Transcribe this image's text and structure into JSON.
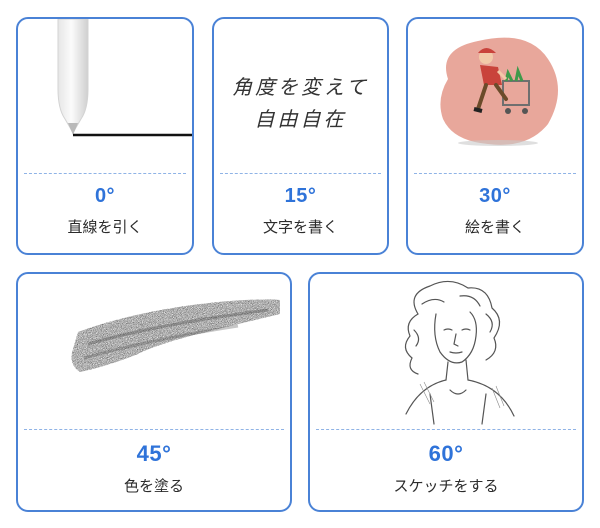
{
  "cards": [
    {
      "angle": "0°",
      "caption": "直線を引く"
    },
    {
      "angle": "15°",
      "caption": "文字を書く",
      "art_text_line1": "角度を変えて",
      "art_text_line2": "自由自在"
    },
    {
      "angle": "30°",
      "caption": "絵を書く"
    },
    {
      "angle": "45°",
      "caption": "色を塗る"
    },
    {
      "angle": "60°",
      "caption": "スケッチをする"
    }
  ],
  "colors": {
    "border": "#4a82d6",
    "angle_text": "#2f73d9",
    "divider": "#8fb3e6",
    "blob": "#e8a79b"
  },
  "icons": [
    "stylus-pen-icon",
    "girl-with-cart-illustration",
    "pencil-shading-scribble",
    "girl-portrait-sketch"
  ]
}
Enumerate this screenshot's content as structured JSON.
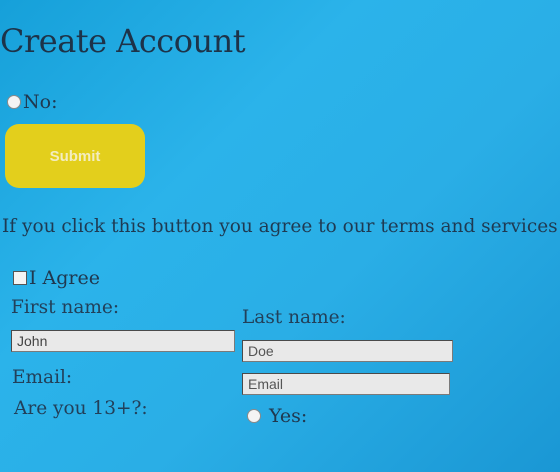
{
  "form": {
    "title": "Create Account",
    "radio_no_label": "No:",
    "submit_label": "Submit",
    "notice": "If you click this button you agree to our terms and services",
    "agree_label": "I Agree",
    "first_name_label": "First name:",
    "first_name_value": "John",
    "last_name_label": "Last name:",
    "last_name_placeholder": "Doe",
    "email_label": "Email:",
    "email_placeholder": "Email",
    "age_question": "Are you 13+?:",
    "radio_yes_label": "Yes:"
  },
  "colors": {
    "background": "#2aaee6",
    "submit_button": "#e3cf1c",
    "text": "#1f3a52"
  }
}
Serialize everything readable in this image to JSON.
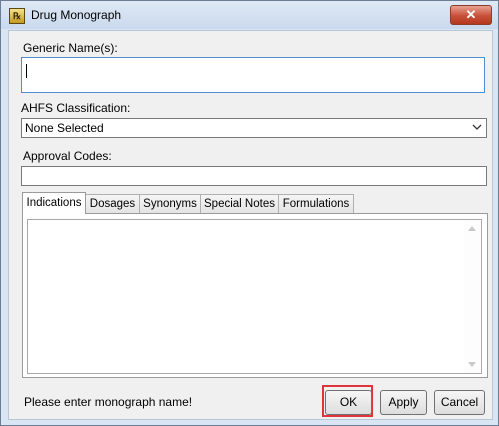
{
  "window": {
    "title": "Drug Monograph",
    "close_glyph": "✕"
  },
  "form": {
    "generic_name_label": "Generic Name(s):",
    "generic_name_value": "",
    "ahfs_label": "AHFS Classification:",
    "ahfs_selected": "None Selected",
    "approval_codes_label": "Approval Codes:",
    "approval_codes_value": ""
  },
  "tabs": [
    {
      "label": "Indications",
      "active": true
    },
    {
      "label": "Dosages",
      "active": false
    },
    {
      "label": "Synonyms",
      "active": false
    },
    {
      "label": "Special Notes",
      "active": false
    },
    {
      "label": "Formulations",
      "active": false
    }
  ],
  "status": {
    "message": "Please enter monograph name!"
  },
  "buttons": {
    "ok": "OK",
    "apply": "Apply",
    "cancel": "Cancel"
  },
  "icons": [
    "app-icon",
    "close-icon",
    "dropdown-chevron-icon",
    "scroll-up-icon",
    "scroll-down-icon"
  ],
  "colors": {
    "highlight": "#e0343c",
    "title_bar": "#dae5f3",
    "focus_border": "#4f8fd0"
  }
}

======

■ **The task**: Copy out the entries verbatim and leave the images out.

■ **Response**:
Transcribe this image's text and structure into JSON.
{
  "cards": [
    {
      "angle": "0°",
      "caption": "直線を引く"
    },
    {
      "angle": "15°",
      "caption": "文字を書く",
      "art_text_line1": "角度を変えて",
      "art_text_line2": "自由自在"
    },
    {
      "angle": "30°",
      "caption": "絵を書く"
    },
    {
      "angle": "45°",
      "caption": "色を塗る"
    },
    {
      "angle": "60°",
      "caption": "スケッチをする"
    }
  ],
  "colors": {
    "border": "#4a82d6",
    "angle_text": "#2f73d9",
    "divider": "#8fb3e6",
    "blob": "#e8a79b"
  },
  "icons": [
    "stylus-pen-icon",
    "girl-with-cart-illustration",
    "pencil-shading-scribble",
    "girl-portrait-sketch"
  ]
}
Enumerate this screenshot's content as structured JSON.
{
  "form": {
    "title": "Create Account",
    "radio_no_label": "No:",
    "submit_label": "Submit",
    "notice": "If you click this button you agree to our terms and services",
    "agree_label": "I Agree",
    "first_name_label": "First name:",
    "first_name_value": "John",
    "last_name_label": "Last name:",
    "last_name_placeholder": "Doe",
    "email_label": "Email:",
    "email_placeholder": "Email",
    "age_question": "Are you 13+?:",
    "radio_yes_label": "Yes:"
  },
  "colors": {
    "background": "#2aaee6",
    "submit_button": "#e3cf1c",
    "text": "#1f3a52"
  }
}
Serialize everything readable in this image to JSON.
{
  "window": {
    "title": "Drug Monograph",
    "close_glyph": "✕"
  },
  "form": {
    "generic_name_label": "Generic Name(s):",
    "generic_name_value": "",
    "ahfs_label": "AHFS Classification:",
    "ahfs_selected": "None Selected",
    "approval_codes_label": "Approval Codes:",
    "approval_codes_value": ""
  },
  "tabs": [
    {
      "label": "Indications",
      "active": true
    },
    {
      "label": "Dosages",
      "active": false
    },
    {
      "label": "Synonyms",
      "active": false
    },
    {
      "label": "Special Notes",
      "active": false
    },
    {
      "label": "Formulations",
      "active": false
    }
  ],
  "status": {
    "message": "Please enter monograph name!"
  },
  "buttons": {
    "ok": "OK",
    "apply": "Apply",
    "cancel": "Cancel"
  },
  "icons": [
    "app-icon",
    "close-icon",
    "dropdown-chevron-icon",
    "scroll-up-icon",
    "scroll-down-icon"
  ],
  "colors": {
    "highlight": "#e0343c",
    "title_bar": "#dae5f3",
    "focus_border": "#4f8fd0"
  }
}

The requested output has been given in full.